Task prompt: The entries below should be transcribed in their entirety, exactly as written.

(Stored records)
>> start

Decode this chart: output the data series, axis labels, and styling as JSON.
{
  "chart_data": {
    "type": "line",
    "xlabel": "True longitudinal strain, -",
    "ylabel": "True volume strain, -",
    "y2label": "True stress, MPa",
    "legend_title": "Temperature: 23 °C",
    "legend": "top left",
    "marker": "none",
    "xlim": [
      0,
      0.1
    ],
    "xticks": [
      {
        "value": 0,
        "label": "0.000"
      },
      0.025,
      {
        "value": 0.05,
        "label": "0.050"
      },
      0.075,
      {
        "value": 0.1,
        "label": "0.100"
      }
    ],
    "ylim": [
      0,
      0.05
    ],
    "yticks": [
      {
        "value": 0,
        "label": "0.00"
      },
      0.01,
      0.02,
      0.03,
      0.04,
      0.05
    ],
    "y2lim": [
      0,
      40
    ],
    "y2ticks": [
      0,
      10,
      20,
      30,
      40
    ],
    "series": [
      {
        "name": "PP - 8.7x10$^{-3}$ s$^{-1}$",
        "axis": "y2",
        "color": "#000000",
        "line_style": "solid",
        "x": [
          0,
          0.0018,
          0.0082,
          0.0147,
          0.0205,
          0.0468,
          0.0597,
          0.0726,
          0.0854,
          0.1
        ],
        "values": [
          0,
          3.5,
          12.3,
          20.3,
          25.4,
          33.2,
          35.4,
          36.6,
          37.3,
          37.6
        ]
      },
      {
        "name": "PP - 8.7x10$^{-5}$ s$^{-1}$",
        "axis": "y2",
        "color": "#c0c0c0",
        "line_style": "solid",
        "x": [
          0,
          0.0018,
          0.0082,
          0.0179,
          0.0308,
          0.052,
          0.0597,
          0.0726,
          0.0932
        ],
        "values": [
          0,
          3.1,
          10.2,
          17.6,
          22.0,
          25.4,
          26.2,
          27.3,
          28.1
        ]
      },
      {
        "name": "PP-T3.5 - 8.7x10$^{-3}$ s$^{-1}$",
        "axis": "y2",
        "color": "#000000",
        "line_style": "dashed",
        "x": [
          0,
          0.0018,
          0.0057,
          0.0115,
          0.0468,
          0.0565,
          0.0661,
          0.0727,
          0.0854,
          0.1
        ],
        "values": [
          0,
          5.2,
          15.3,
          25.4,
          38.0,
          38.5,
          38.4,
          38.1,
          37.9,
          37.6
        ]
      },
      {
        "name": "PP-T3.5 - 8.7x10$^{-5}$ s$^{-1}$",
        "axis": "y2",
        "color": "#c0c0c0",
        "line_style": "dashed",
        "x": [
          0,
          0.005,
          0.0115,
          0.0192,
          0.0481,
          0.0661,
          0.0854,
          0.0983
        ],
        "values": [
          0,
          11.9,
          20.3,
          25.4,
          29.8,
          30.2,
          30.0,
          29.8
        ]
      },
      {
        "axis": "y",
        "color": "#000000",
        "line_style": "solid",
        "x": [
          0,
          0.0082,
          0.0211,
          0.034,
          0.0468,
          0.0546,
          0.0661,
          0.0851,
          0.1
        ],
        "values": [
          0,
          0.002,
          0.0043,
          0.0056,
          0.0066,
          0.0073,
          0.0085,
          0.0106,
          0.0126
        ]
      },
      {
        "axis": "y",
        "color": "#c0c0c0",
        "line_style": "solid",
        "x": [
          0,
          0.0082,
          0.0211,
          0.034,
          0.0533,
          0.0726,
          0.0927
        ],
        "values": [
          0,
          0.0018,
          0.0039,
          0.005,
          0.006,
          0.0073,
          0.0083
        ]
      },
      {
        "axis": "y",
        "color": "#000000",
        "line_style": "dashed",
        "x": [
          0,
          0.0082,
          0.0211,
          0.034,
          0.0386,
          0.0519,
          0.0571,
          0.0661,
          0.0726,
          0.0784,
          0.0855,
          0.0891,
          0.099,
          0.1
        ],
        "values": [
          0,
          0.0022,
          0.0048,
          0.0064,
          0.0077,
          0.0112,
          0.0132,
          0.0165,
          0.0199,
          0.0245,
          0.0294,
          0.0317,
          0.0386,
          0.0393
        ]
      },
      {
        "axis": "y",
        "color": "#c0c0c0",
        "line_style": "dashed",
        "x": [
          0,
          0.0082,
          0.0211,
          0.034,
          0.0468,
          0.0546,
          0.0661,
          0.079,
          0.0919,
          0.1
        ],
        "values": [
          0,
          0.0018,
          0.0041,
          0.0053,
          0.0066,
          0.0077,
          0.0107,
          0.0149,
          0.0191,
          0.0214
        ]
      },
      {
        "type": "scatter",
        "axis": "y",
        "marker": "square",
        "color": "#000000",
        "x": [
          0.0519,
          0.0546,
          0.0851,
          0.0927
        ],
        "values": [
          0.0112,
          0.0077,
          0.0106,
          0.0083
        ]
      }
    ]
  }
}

>> end

Output of the task:
Decode this chart: output the data series, axis labels, and styling as JSON.
{
  "chart_data": {
    "type": "line",
    "xlabel": "True longitudinal strain, -",
    "ylabel": "True volume strain, -",
    "y2label": "True stress, MPa",
    "legend_title": "Temperature: 23 °C",
    "legend": "top left",
    "marker": "none",
    "xlim": [
      0,
      0.1
    ],
    "xticks": [
      {
        "value": 0,
        "label": "0.000"
      },
      0.025,
      {
        "value": 0.05,
        "label": "0.050"
      },
      0.075,
      {
        "value": 0.1,
        "label": "0.100"
      }
    ],
    "ylim": [
      0,
      0.05
    ],
    "yticks": [
      {
        "value": 0,
        "label": "0.00"
      },
      0.01,
      0.02,
      0.03,
      0.04,
      0.05
    ],
    "y2lim": [
      0,
      40
    ],
    "y2ticks": [
      0,
      10,
      20,
      30,
      40
    ],
    "series": [
      {
        "name": "PP - 8.7x10$^{-3}$ s$^{-1}$",
        "axis": "y2",
        "color": "#000000",
        "line_style": "solid",
        "x": [
          0,
          0.0018,
          0.0082,
          0.0147,
          0.0205,
          0.0468,
          0.0597,
          0.0726,
          0.0854,
          0.1
        ],
        "values": [
          0,
          3.5,
          12.3,
          20.3,
          25.4,
          33.2,
          35.4,
          36.6,
          37.3,
          37.6
        ]
      },
      {
        "name": "PP - 8.7x10$^{-5}$ s$^{-1}$",
        "axis": "y2",
        "color": "#c0c0c0",
        "line_style": "solid",
        "x": [
          0,
          0.0018,
          0.0082,
          0.0179,
          0.0308,
          0.052,
          0.0597,
          0.0726,
          0.0932
        ],
        "values": [
          0,
          3.1,
          10.2,
          17.6,
          22.0,
          25.4,
          26.2,
          27.3,
          28.1
        ]
      },
      {
        "name": "PP-T3.5 - 8.7x10$^{-3}$ s$^{-1}$",
        "axis": "y2",
        "color": "#000000",
        "line_style": "dashed",
        "x": [
          0,
          0.0018,
          0.0057,
          0.0115,
          0.0468,
          0.0565,
          0.0661,
          0.0727,
          0.0854,
          0.1
        ],
        "values": [
          0,
          5.2,
          15.3,
          25.4,
          38.0,
          38.5,
          38.4,
          38.1,
          37.9,
          37.6
        ]
      },
      {
        "name": "PP-T3.5 - 8.7x10$^{-5}$ s$^{-1}$",
        "axis": "y2",
        "color": "#c0c0c0",
        "line_style": "dashed",
        "x": [
          0,
          0.005,
          0.0115,
          0.0192,
          0.0481,
          0.0661,
          0.0854,
          0.0983
        ],
        "values": [
          0,
          11.9,
          20.3,
          25.4,
          29.8,
          30.2,
          30.0,
          29.8
        ]
      },
      {
        "axis": "y",
        "color": "#000000",
        "line_style": "solid",
        "x": [
          0,
          0.0082,
          0.0211,
          0.034,
          0.0468,
          0.0546,
          0.0661,
          0.0851,
          0.1
        ],
        "values": [
          0,
          0.002,
          0.0043,
          0.0056,
          0.0066,
          0.0073,
          0.0085,
          0.0106,
          0.0126
        ]
      },
      {
        "axis": "y",
        "color": "#c0c0c0",
        "line_style": "solid",
        "x": [
          0,
          0.0082,
          0.0211,
          0.034,
          0.0533,
          0.0726,
          0.0927
        ],
        "values": [
          0,
          0.0018,
          0.0039,
          0.005,
          0.006,
          0.0073,
          0.0083
        ]
      },
      {
        "axis": "y",
        "color": "#000000",
        "line_style": "dashed",
        "x": [
          0,
          0.0082,
          0.0211,
          0.034,
          0.0386,
          0.0519,
          0.0571,
          0.0661,
          0.0726,
          0.0784,
          0.0855,
          0.0891,
          0.099,
          0.1
        ],
        "values": [
          0,
          0.0022,
          0.0048,
          0.0064,
          0.0077,
          0.0112,
          0.0132,
          0.0165,
          0.0199,
          0.0245,
          0.0294,
          0.0317,
          0.0386,
          0.0393
        ]
      },
      {
        "axis": "y",
        "color": "#c0c0c0",
        "line_style": "dashed",
        "x": [
          0,
          0.0082,
          0.0211,
          0.034,
          0.0468,
          0.0546,
          0.0661,
          0.079,
          0.0919,
          0.1
        ],
        "values": [
          0,
          0.0018,
          0.0041,
          0.0053,
          0.0066,
          0.0077,
          0.0107,
          0.0149,
          0.0191,
          0.0214
        ]
      },
      {
        "type": "scatter",
        "axis": "y",
        "marker": "square",
        "color": "#000000",
        "x": [
          0.0519,
          0.0546,
          0.0851,
          0.0927
        ],
        "values": [
          0.0112,
          0.0077,
          0.0106,
          0.0083
        ]
      }
    ]
  }
}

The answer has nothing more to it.